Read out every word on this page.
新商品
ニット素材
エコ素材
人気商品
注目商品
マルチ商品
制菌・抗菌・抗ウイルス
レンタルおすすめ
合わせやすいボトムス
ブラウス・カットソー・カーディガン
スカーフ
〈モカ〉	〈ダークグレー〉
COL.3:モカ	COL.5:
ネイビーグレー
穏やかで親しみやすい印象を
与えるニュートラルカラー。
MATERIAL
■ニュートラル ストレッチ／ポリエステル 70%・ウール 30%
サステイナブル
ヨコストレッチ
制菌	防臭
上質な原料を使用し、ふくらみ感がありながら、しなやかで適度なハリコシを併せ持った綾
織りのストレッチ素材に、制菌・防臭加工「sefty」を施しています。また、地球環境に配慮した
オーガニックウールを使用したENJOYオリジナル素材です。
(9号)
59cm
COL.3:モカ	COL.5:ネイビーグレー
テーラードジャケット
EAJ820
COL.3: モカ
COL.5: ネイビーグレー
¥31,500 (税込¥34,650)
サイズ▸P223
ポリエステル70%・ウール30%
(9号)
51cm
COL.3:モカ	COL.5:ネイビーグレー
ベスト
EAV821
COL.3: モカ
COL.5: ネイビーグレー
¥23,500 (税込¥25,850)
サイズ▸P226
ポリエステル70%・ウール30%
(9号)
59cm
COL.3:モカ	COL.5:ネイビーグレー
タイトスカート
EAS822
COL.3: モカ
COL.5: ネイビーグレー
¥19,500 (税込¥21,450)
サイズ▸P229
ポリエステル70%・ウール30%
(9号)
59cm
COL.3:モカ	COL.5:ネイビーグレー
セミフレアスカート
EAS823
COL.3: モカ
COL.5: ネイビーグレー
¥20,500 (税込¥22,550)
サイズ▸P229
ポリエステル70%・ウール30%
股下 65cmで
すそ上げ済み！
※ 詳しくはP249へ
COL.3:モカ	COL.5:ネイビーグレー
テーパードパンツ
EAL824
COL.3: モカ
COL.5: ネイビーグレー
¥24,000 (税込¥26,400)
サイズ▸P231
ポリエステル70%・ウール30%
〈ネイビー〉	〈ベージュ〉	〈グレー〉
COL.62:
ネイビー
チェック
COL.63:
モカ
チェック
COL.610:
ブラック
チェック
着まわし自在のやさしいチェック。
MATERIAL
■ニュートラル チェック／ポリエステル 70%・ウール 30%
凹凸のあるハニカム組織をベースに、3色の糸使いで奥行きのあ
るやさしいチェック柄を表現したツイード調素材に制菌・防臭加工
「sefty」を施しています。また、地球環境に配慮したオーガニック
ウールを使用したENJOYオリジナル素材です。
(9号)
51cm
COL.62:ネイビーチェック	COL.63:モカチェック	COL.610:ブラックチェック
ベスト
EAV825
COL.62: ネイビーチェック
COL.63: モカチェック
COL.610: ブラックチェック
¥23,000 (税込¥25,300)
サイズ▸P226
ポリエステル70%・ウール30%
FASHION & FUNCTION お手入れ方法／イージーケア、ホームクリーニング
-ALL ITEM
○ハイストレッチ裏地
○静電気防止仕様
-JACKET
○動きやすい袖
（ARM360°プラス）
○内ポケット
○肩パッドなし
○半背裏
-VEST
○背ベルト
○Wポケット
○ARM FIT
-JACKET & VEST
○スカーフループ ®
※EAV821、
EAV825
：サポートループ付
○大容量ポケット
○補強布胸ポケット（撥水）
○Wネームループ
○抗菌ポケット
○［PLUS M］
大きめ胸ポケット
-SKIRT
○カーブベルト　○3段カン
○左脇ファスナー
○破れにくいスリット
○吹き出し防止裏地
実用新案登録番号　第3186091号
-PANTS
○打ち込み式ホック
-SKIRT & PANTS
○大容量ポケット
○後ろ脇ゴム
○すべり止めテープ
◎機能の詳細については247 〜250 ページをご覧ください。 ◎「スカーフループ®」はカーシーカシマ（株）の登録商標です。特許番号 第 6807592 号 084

● Job: From the data above, copy each line that has the string "モカチェック".

● Final result:
COL.62:ネイビーチェック	COL.63:モカチェック	COL.610:ブラックチェック
COL.63: モカチェック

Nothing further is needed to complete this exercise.